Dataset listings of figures
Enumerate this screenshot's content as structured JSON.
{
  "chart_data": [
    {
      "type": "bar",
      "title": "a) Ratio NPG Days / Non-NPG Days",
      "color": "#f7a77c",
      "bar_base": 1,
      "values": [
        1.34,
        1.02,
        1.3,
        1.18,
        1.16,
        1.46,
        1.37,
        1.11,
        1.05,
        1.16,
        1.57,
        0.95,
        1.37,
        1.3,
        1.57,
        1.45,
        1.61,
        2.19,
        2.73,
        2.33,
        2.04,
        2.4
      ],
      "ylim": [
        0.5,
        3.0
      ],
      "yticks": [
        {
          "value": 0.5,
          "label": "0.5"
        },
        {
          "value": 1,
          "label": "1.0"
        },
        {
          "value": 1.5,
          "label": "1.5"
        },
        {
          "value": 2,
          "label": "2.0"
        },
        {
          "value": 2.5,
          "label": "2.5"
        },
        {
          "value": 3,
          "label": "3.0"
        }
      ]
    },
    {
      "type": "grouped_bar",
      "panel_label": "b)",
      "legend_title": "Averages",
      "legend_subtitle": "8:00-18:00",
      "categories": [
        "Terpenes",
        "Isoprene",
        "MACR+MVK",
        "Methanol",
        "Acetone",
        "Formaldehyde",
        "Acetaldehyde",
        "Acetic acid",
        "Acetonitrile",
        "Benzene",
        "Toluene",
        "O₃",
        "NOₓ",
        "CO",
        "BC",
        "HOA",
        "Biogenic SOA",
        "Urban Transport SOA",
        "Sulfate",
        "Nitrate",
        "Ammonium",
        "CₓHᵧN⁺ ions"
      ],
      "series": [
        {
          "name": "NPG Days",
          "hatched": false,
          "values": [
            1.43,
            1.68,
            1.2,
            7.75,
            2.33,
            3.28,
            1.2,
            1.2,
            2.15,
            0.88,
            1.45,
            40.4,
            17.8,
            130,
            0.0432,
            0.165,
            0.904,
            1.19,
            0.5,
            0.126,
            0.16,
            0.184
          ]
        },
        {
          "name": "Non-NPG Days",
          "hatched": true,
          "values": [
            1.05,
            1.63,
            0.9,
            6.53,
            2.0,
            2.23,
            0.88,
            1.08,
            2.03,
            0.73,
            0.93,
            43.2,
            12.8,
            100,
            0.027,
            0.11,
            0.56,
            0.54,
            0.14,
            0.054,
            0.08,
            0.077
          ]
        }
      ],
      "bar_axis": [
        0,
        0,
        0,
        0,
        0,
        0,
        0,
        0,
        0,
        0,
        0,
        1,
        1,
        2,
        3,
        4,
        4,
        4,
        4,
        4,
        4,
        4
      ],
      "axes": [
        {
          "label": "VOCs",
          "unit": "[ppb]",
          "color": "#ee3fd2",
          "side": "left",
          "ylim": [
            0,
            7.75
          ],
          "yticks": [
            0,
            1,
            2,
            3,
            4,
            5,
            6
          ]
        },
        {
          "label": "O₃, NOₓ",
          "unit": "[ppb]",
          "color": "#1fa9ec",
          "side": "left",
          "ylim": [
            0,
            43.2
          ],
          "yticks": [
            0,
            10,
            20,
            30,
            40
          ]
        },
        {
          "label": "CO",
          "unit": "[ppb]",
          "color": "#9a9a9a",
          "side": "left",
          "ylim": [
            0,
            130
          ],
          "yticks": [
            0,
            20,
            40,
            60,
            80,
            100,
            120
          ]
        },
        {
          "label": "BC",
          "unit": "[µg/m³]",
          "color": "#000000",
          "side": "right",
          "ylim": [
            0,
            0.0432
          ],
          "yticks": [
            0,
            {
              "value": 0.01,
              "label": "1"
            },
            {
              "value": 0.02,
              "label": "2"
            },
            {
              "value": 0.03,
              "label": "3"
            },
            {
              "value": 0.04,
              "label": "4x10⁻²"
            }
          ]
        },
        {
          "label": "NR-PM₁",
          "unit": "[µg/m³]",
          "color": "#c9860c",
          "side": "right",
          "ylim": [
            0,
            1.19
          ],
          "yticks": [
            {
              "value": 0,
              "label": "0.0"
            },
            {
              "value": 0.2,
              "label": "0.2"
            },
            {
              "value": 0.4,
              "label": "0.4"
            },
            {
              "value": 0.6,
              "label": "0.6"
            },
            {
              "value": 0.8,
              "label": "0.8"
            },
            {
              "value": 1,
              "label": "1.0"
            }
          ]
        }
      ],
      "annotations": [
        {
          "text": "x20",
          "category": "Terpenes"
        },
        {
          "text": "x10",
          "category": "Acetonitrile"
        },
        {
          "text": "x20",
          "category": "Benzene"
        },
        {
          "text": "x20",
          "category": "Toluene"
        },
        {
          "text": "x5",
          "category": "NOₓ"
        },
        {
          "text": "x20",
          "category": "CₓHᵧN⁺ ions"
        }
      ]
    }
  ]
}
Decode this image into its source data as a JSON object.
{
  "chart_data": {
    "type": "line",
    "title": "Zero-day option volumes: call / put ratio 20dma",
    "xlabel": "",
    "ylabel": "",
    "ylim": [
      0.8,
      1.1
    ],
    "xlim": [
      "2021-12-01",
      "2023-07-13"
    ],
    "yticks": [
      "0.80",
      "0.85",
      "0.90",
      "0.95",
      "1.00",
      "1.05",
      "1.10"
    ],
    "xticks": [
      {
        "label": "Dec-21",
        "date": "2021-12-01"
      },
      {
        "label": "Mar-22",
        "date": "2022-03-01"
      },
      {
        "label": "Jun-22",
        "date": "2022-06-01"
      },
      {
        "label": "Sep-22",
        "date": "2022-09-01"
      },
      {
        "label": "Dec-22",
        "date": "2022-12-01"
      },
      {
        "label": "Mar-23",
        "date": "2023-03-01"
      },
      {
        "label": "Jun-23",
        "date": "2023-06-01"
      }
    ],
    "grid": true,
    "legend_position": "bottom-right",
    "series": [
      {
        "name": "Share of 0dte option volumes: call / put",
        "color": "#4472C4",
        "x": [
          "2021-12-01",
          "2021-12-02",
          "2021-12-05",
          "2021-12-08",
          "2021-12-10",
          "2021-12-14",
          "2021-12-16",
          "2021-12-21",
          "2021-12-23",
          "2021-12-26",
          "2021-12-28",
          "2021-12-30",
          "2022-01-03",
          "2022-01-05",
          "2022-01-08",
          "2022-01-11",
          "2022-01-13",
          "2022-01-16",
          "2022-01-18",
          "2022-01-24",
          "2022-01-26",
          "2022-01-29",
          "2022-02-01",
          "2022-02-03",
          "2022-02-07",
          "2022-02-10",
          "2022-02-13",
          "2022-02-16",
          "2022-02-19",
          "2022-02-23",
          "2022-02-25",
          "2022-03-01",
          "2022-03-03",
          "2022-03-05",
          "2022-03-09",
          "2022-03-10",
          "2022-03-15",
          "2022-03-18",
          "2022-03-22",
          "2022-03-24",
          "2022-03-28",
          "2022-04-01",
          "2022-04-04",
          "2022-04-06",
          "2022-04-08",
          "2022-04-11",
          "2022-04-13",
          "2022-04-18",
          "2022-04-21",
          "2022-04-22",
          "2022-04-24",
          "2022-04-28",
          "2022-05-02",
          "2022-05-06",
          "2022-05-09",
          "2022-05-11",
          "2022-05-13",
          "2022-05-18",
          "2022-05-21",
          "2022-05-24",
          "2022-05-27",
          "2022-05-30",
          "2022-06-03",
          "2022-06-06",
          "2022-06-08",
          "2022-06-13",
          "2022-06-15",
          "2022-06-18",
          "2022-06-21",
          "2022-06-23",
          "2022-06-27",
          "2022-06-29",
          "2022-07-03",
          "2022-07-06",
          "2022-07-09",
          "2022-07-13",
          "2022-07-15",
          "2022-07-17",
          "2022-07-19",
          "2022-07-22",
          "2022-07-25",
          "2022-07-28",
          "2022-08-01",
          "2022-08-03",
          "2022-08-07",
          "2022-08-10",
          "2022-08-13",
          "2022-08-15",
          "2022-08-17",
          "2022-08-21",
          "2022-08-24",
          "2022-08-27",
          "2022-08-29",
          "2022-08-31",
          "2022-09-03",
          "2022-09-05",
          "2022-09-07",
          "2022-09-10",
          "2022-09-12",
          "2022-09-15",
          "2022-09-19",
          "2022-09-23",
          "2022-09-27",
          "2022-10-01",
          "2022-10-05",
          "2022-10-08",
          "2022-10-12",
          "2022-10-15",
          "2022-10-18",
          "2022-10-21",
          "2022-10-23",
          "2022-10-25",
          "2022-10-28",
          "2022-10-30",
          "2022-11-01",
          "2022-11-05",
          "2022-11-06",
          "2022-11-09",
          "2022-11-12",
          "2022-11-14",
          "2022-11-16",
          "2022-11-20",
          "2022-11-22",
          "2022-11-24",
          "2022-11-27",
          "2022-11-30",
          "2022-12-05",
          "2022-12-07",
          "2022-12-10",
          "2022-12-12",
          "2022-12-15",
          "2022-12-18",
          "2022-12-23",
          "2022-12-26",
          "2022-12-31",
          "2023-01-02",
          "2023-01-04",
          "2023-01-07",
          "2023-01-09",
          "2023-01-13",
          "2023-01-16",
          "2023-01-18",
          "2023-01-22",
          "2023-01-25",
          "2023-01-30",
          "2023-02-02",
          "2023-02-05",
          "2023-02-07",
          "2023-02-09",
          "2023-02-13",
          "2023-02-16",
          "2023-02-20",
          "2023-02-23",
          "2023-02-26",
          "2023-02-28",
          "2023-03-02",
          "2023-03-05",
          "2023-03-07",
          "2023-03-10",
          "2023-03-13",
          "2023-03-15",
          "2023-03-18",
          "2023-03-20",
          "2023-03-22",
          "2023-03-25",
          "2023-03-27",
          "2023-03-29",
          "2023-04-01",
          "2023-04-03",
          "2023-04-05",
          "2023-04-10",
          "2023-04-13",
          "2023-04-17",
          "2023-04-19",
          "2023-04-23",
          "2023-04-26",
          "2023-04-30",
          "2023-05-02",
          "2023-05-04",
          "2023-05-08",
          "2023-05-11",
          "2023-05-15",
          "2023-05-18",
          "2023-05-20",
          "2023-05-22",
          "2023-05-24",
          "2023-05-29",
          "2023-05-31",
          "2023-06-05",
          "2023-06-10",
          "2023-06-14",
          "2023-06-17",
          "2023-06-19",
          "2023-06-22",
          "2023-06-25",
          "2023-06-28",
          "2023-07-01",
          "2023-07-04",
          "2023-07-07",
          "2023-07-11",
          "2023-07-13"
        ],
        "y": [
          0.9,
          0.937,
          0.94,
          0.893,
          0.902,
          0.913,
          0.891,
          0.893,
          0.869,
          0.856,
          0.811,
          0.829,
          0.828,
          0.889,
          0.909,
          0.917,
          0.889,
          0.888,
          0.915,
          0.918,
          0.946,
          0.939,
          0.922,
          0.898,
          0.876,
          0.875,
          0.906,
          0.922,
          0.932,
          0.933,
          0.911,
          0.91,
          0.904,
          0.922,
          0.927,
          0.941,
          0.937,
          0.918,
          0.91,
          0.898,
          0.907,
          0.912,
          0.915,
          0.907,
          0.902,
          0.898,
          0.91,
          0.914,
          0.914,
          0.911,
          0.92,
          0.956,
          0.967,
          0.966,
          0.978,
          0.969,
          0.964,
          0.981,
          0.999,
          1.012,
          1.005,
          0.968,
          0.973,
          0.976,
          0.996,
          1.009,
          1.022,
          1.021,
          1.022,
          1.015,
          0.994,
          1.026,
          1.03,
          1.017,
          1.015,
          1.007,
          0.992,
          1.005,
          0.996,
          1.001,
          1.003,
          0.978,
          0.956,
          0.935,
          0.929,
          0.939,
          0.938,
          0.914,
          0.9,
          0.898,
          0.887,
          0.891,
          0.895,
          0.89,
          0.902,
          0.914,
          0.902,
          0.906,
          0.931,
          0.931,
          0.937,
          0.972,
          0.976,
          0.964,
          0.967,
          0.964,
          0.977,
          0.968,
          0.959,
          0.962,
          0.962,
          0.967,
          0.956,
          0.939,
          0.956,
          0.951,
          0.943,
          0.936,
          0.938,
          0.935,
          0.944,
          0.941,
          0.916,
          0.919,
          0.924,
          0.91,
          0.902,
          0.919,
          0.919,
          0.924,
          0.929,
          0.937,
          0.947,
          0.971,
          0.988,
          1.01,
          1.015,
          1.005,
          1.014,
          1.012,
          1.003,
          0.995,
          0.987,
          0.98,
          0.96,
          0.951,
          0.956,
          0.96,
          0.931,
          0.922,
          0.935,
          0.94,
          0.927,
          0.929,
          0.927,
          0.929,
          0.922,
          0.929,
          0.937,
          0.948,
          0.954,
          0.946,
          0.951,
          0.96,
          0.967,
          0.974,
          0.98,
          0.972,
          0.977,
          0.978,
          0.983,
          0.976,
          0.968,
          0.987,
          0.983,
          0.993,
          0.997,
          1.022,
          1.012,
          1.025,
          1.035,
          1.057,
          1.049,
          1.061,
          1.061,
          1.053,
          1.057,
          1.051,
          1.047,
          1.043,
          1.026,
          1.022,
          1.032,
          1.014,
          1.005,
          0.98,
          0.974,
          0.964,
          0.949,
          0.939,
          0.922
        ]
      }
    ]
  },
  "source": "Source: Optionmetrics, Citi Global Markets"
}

Given instruction
Only lines with the word "source" should be collected from the material.

Expected output
Decode this image into its source data as a JSON object.
  "source": "Source: Optionmetrics, Citi Global Markets"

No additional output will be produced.